__Your instructions__
Search the listing below for "username". Copy each matching line.

__Information supplied__
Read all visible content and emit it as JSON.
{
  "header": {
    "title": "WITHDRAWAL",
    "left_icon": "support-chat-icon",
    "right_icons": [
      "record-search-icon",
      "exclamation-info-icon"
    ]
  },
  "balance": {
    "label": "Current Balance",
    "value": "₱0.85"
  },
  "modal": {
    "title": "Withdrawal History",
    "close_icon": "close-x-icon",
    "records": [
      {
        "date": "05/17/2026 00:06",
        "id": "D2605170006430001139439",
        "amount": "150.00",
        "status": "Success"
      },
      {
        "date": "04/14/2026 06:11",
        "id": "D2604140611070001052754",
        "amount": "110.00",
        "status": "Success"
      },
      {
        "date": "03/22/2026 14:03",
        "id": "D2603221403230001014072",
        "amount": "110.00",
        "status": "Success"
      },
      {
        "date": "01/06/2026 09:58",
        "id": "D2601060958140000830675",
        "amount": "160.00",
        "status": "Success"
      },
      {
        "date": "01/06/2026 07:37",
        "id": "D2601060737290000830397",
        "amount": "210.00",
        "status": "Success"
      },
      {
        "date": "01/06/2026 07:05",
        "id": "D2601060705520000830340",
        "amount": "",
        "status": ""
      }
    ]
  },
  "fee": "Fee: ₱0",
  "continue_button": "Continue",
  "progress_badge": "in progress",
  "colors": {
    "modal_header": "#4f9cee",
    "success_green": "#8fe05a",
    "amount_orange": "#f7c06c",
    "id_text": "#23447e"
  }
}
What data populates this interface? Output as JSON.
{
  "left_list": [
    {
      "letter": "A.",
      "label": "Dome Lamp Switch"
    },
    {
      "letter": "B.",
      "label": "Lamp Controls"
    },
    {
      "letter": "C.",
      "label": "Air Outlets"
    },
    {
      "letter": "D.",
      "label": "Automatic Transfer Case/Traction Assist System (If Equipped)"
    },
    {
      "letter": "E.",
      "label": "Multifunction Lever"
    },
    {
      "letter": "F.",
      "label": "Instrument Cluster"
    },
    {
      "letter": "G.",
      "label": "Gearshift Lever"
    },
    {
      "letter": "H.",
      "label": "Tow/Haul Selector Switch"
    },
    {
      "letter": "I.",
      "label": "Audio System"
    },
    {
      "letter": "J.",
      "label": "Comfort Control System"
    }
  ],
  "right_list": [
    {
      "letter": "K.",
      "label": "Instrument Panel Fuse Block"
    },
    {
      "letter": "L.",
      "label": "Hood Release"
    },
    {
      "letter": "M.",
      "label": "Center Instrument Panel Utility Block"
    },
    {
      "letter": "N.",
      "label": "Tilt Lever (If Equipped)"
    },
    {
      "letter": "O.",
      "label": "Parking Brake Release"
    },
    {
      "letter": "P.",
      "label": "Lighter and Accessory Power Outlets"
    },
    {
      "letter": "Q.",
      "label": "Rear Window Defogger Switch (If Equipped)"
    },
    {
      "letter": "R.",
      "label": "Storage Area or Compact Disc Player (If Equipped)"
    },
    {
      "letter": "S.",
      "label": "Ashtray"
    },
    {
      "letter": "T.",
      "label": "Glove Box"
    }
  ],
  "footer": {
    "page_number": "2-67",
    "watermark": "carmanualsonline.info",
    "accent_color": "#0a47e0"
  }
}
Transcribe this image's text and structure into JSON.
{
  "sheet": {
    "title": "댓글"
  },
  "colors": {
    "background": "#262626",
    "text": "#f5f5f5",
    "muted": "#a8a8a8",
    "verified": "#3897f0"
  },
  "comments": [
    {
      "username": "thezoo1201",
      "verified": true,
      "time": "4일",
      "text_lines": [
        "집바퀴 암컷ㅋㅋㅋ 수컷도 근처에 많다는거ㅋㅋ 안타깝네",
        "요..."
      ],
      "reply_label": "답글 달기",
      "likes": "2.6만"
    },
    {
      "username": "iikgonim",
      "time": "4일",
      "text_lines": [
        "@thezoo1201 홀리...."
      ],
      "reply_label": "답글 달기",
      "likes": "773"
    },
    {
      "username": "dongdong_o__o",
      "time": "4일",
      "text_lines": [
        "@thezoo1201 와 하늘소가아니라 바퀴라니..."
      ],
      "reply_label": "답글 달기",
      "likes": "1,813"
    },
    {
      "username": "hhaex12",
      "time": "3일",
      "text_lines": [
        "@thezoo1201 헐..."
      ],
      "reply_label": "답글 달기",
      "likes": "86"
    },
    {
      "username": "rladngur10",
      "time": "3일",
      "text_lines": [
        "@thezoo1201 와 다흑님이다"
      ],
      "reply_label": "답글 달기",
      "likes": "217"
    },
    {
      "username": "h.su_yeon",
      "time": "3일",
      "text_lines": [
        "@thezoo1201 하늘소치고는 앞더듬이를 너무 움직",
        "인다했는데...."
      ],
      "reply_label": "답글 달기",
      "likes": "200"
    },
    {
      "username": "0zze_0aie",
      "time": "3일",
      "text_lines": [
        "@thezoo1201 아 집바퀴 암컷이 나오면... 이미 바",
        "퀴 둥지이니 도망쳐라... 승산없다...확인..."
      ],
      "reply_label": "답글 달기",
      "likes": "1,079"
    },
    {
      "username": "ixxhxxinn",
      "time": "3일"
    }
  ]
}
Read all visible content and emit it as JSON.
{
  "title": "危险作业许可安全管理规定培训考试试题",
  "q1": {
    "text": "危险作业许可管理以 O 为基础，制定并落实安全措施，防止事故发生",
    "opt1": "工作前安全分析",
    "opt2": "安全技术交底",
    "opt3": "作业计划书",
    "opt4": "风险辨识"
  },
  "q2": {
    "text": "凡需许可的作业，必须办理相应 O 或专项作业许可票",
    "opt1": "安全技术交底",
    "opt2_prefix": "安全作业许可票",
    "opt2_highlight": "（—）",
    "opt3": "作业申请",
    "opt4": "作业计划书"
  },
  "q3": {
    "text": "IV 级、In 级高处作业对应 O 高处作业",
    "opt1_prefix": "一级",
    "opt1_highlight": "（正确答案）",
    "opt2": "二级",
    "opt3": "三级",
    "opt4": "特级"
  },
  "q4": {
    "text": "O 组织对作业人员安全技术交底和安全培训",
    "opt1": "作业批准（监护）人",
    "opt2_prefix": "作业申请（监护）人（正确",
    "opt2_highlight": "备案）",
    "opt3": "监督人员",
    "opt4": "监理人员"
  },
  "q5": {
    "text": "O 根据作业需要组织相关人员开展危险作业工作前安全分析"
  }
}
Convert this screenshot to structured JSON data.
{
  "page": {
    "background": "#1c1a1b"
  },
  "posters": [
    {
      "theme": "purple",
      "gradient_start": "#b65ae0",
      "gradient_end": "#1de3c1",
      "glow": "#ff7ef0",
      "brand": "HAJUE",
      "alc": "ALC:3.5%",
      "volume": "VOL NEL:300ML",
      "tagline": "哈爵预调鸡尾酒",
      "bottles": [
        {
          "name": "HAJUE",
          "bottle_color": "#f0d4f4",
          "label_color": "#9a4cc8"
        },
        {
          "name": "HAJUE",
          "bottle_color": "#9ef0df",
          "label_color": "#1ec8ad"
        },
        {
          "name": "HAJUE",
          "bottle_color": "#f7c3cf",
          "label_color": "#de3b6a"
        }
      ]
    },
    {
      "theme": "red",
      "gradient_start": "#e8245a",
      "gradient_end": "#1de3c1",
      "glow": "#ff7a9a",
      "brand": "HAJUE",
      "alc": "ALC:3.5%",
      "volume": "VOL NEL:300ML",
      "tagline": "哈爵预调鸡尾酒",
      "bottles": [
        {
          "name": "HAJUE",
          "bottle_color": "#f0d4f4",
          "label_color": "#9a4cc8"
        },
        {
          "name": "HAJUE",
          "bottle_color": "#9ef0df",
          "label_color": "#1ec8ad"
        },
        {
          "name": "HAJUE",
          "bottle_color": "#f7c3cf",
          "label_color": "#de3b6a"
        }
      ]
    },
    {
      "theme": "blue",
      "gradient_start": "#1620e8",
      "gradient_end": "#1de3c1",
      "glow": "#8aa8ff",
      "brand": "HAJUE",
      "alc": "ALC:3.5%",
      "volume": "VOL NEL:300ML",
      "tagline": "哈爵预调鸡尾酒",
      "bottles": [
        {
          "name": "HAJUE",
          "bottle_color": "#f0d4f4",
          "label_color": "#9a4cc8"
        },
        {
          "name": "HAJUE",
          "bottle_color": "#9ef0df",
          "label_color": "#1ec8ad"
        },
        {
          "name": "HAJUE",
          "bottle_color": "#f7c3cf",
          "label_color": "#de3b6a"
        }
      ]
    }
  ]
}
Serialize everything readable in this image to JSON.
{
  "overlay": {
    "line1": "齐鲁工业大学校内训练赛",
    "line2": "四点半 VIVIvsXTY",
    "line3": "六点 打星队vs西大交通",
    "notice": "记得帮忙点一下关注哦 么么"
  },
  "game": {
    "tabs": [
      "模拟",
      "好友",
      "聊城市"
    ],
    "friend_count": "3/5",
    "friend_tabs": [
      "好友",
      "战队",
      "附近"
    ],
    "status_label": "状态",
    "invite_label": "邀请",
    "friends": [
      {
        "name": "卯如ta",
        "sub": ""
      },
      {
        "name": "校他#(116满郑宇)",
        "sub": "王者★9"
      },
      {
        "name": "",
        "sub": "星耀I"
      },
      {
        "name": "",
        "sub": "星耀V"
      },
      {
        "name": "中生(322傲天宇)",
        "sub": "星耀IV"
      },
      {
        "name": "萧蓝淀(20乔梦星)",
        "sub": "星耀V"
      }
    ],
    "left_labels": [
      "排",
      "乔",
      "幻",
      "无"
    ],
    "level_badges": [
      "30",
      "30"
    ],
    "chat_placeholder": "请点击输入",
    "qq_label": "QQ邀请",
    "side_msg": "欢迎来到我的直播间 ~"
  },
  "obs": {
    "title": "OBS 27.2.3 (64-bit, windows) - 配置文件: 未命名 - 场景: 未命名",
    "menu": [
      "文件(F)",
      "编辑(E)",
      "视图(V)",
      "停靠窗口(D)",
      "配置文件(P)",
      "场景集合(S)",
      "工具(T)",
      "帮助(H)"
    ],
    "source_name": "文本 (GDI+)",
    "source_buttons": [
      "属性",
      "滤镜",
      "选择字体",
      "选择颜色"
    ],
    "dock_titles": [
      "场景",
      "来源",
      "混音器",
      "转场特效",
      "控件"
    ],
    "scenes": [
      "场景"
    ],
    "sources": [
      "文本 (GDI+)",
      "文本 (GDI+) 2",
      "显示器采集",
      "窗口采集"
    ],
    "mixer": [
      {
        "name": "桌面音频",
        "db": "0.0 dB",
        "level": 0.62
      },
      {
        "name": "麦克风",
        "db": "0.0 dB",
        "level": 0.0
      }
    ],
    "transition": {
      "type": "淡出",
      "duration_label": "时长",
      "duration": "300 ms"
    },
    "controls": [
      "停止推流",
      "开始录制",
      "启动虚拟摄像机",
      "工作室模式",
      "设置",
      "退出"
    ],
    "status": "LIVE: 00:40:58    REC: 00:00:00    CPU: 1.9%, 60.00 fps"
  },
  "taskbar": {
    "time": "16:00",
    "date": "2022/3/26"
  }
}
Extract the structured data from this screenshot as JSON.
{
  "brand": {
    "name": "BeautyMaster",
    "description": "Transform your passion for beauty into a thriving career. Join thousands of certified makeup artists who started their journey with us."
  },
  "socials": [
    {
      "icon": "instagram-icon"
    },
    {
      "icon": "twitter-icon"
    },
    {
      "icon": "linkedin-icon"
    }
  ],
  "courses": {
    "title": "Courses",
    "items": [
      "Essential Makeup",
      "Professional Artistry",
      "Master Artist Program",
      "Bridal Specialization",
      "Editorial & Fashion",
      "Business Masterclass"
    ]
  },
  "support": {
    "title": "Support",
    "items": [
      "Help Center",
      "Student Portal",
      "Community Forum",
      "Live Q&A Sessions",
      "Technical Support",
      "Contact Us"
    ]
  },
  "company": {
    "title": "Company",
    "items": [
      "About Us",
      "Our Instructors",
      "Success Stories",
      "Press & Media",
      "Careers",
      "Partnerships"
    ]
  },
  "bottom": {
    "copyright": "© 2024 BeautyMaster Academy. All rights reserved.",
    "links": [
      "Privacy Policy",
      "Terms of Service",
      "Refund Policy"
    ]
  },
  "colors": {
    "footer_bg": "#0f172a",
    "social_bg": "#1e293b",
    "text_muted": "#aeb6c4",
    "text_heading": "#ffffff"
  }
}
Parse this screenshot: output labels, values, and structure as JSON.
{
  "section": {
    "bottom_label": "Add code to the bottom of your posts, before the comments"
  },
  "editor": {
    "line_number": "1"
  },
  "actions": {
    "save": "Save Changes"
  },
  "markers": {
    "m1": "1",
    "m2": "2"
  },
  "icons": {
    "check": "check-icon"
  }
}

__Written response__
      "username": "thezoo1201",
      "username": "iikgonim",
      "username": "dongdong_o__o",
      "username": "hhaex12",
      "username": "rladngur10",
      "username": "h.su_yeon",
      "username": "0zze_0aie",
      "username": "ixxhxxinn",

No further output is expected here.